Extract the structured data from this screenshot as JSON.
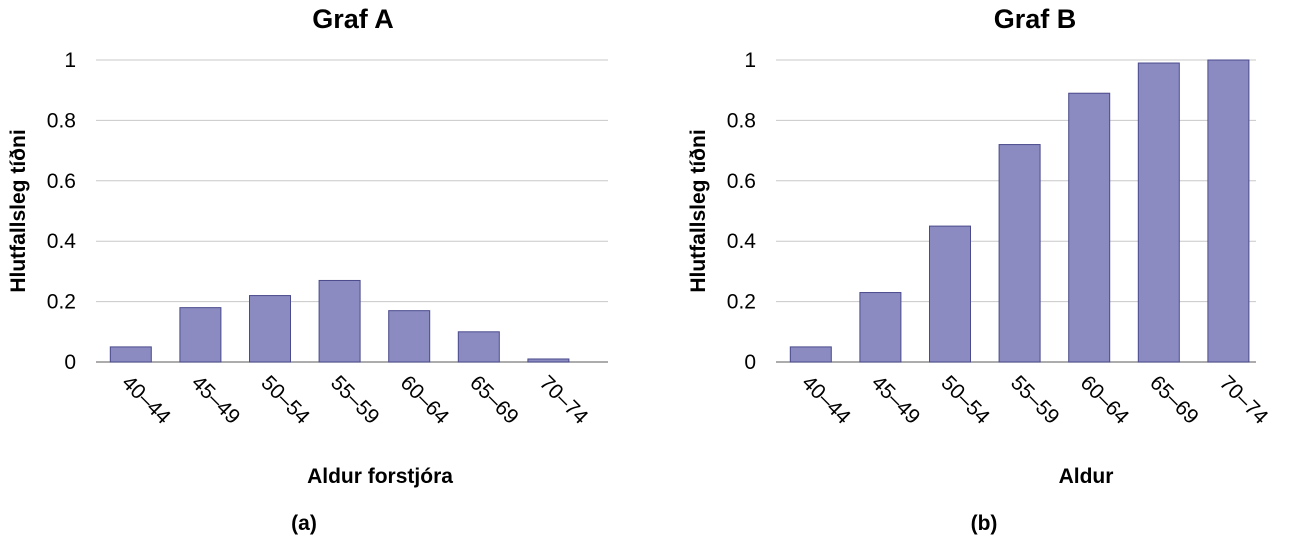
{
  "chart_data": [
    {
      "type": "bar",
      "title": "Graf A",
      "panel_label": "(a)",
      "xlabel": "Aldur forstjóra",
      "ylabel": "Hlutfallsleg tíðni",
      "categories": [
        "40–44",
        "45–49",
        "50–54",
        "55–59",
        "60–64",
        "65–69",
        "70–74"
      ],
      "values": [
        0.05,
        0.18,
        0.22,
        0.27,
        0.17,
        0.1,
        0.01
      ],
      "ylim": [
        0,
        1
      ],
      "yticks": [
        0,
        0.2,
        0.4,
        0.6,
        0.8,
        1
      ],
      "ytick_labels": [
        "0",
        "0.2",
        "0.4",
        "0.6",
        "0.8",
        "1"
      ],
      "grid": true,
      "bar_color": "#8b8bc1",
      "bar_edge_color": "#4a4a8c"
    },
    {
      "type": "bar",
      "title": "Graf B",
      "panel_label": "(b)",
      "xlabel": "Aldur",
      "ylabel": "Hlutfallsleg tíðni",
      "categories": [
        "40–44",
        "45–49",
        "50–54",
        "55–59",
        "60–64",
        "65–69",
        "70–74"
      ],
      "values": [
        0.05,
        0.23,
        0.45,
        0.72,
        0.89,
        0.99,
        1.0
      ],
      "ylim": [
        0,
        1
      ],
      "yticks": [
        0,
        0.2,
        0.4,
        0.6,
        0.8,
        1
      ],
      "ytick_labels": [
        "0",
        "0.2",
        "0.4",
        "0.6",
        "0.8",
        "1"
      ],
      "grid": true,
      "bar_color": "#8b8bc1",
      "bar_edge_color": "#4a4a8c"
    }
  ]
}
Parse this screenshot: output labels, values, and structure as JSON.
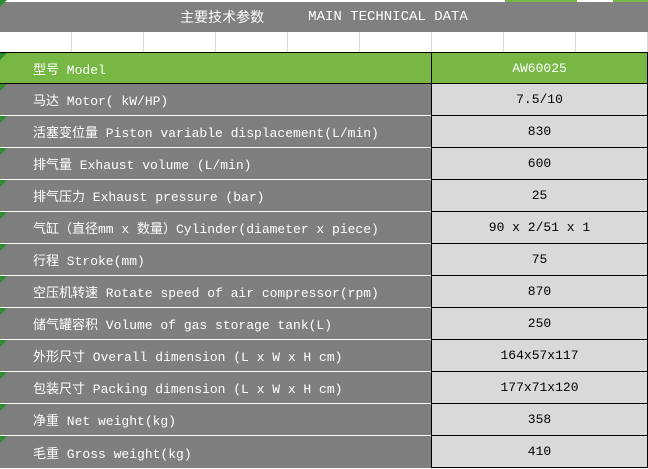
{
  "header": {
    "title_zh": "主要技术参数",
    "title_en": "MAIN TECHNICAL DATA"
  },
  "table": {
    "model_row": {
      "label": "型号 Model",
      "value": "AW60025"
    },
    "rows": [
      {
        "label": "马达 Motor( kW/HP)",
        "value": "7.5/10"
      },
      {
        "label": "活塞变位量 Piston variable displacement(L/min)",
        "value": "830"
      },
      {
        "label": "排气量 Exhaust volume (L/min)",
        "value": "600"
      },
      {
        "label": "排气压力 Exhaust pressure (bar)",
        "value": "25"
      },
      {
        "label": "气缸（直径mm x 数量）Cylinder(diameter x piece)",
        "value": "90 x 2/51 x 1"
      },
      {
        "label": "行程 Stroke(mm)",
        "value": "75"
      },
      {
        "label": "空压机转速 Rotate speed of air compressor(rpm)",
        "value": "870"
      },
      {
        "label": "储气罐容积 Volume of gas storage tank(L)",
        "value": "250"
      },
      {
        "label": "外形尺寸 Overall dimension (L x W x H cm)",
        "value": "164x57x117"
      },
      {
        "label": "包装尺寸 Packing dimension (L x W x H cm)",
        "value": "177x71x120"
      },
      {
        "label": "净重 Net weight(kg)",
        "value": "358"
      },
      {
        "label": "毛重 Gross weight(kg)",
        "value": "410"
      }
    ]
  },
  "colors": {
    "header_green": "#76b843",
    "label_gray": "#7f7f7f",
    "title_gray": "#808080",
    "value_bg": "#d9d9d9",
    "error_triangle_green": "#2e8b2e"
  }
}
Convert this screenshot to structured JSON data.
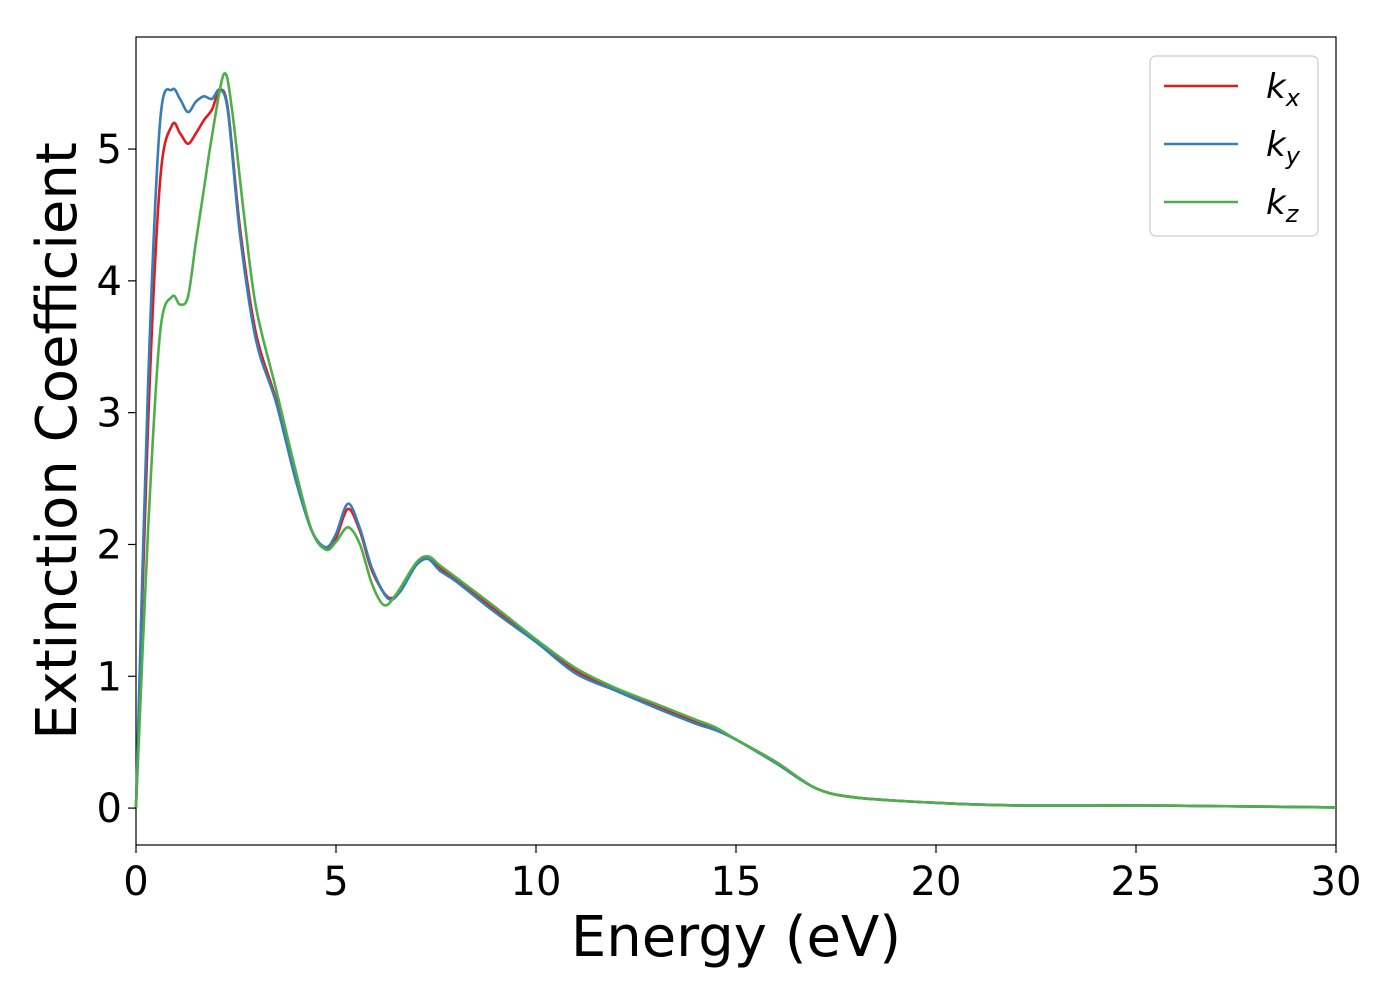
{
  "chart_data": {
    "type": "line",
    "xlabel": "Energy (eV)",
    "ylabel": "Extinction Coefficient",
    "xlim": [
      0,
      30
    ],
    "ylim": [
      -0.28,
      5.85
    ],
    "xticks": [
      "0",
      "5",
      "10",
      "15",
      "20",
      "25",
      "30"
    ],
    "yticks": [
      "0",
      "1",
      "2",
      "3",
      "4",
      "5"
    ],
    "grid": false,
    "legend_position": "top-right",
    "series": [
      {
        "name": "k",
        "subscript": "x",
        "color": "#e41a1c",
        "points": [
          [
            0,
            0
          ],
          [
            0.3,
            2.9
          ],
          [
            0.6,
            4.75
          ],
          [
            0.9,
            5.18
          ],
          [
            1.1,
            5.12
          ],
          [
            1.3,
            5.04
          ],
          [
            1.5,
            5.12
          ],
          [
            1.7,
            5.22
          ],
          [
            1.9,
            5.3
          ],
          [
            2.1,
            5.45
          ],
          [
            2.3,
            5.3
          ],
          [
            2.6,
            4.4
          ],
          [
            3.0,
            3.6
          ],
          [
            3.5,
            3.1
          ],
          [
            4.0,
            2.5
          ],
          [
            4.4,
            2.1
          ],
          [
            4.75,
            1.97
          ],
          [
            5.0,
            2.05
          ],
          [
            5.3,
            2.27
          ],
          [
            5.6,
            2.1
          ],
          [
            5.9,
            1.8
          ],
          [
            6.3,
            1.6
          ],
          [
            6.6,
            1.65
          ],
          [
            7.0,
            1.85
          ],
          [
            7.3,
            1.9
          ],
          [
            7.6,
            1.82
          ],
          [
            8.0,
            1.73
          ],
          [
            9.0,
            1.5
          ],
          [
            10.0,
            1.27
          ],
          [
            11.0,
            1.04
          ],
          [
            12.0,
            0.9
          ],
          [
            13.0,
            0.78
          ],
          [
            14.0,
            0.65
          ],
          [
            14.5,
            0.6
          ],
          [
            15.0,
            0.52
          ],
          [
            16.0,
            0.35
          ],
          [
            17.0,
            0.15
          ],
          [
            18.0,
            0.08
          ],
          [
            20.0,
            0.04
          ],
          [
            22.0,
            0.02
          ],
          [
            25.0,
            0.02
          ],
          [
            27.0,
            0.015
          ],
          [
            30.0,
            0.005
          ]
        ]
      },
      {
        "name": "k",
        "subscript": "y",
        "color": "#377eb8",
        "points": [
          [
            0,
            0
          ],
          [
            0.3,
            3.2
          ],
          [
            0.6,
            5.2
          ],
          [
            0.9,
            5.45
          ],
          [
            1.1,
            5.38
          ],
          [
            1.3,
            5.28
          ],
          [
            1.5,
            5.36
          ],
          [
            1.7,
            5.4
          ],
          [
            1.9,
            5.38
          ],
          [
            2.1,
            5.45
          ],
          [
            2.3,
            5.28
          ],
          [
            2.6,
            4.35
          ],
          [
            3.0,
            3.55
          ],
          [
            3.5,
            3.08
          ],
          [
            4.0,
            2.48
          ],
          [
            4.4,
            2.1
          ],
          [
            4.75,
            1.98
          ],
          [
            5.0,
            2.08
          ],
          [
            5.3,
            2.31
          ],
          [
            5.6,
            2.12
          ],
          [
            5.9,
            1.82
          ],
          [
            6.3,
            1.59
          ],
          [
            6.6,
            1.64
          ],
          [
            7.0,
            1.84
          ],
          [
            7.3,
            1.89
          ],
          [
            7.6,
            1.8
          ],
          [
            8.0,
            1.72
          ],
          [
            9.0,
            1.48
          ],
          [
            10.0,
            1.26
          ],
          [
            11.0,
            1.02
          ],
          [
            12.0,
            0.89
          ],
          [
            13.0,
            0.76
          ],
          [
            14.0,
            0.64
          ],
          [
            14.5,
            0.59
          ],
          [
            15.0,
            0.52
          ],
          [
            16.0,
            0.34
          ],
          [
            17.0,
            0.15
          ],
          [
            18.0,
            0.08
          ],
          [
            20.0,
            0.04
          ],
          [
            22.0,
            0.02
          ],
          [
            25.0,
            0.02
          ],
          [
            27.0,
            0.015
          ],
          [
            30.0,
            0.005
          ]
        ]
      },
      {
        "name": "k",
        "subscript": "z",
        "color": "#4daf4a",
        "points": [
          [
            0,
            0
          ],
          [
            0.3,
            2.1
          ],
          [
            0.6,
            3.6
          ],
          [
            0.9,
            3.88
          ],
          [
            1.1,
            3.82
          ],
          [
            1.3,
            3.88
          ],
          [
            1.5,
            4.3
          ],
          [
            1.7,
            4.7
          ],
          [
            1.9,
            5.1
          ],
          [
            2.2,
            5.57
          ],
          [
            2.4,
            5.3
          ],
          [
            2.7,
            4.5
          ],
          [
            3.0,
            3.8
          ],
          [
            3.5,
            3.18
          ],
          [
            4.0,
            2.55
          ],
          [
            4.4,
            2.1
          ],
          [
            4.75,
            1.96
          ],
          [
            5.0,
            2.02
          ],
          [
            5.3,
            2.13
          ],
          [
            5.6,
            2.0
          ],
          [
            5.9,
            1.7
          ],
          [
            6.2,
            1.54
          ],
          [
            6.5,
            1.62
          ],
          [
            7.0,
            1.86
          ],
          [
            7.3,
            1.91
          ],
          [
            7.6,
            1.84
          ],
          [
            8.0,
            1.75
          ],
          [
            9.0,
            1.52
          ],
          [
            10.0,
            1.28
          ],
          [
            11.0,
            1.06
          ],
          [
            12.0,
            0.91
          ],
          [
            13.0,
            0.79
          ],
          [
            14.0,
            0.67
          ],
          [
            14.5,
            0.61
          ],
          [
            15.0,
            0.52
          ],
          [
            16.0,
            0.35
          ],
          [
            17.0,
            0.15
          ],
          [
            18.0,
            0.08
          ],
          [
            20.0,
            0.04
          ],
          [
            22.0,
            0.02
          ],
          [
            25.0,
            0.02
          ],
          [
            27.0,
            0.015
          ],
          [
            30.0,
            0.005
          ]
        ]
      }
    ]
  }
}
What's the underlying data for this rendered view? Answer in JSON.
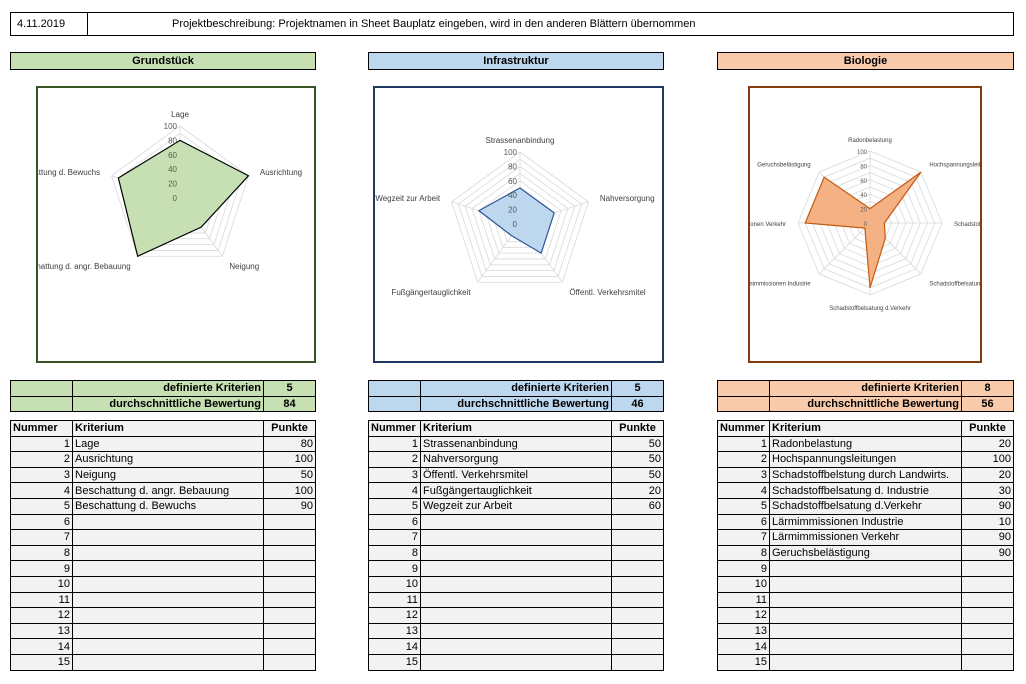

==================================================

EXERCISE: Scan the material above for the string "Aldur" and return the lines that hold it.

THE SOLUTION:
      "xlabel": "Aldur forstjóra",
      "xlabel": "Aldur",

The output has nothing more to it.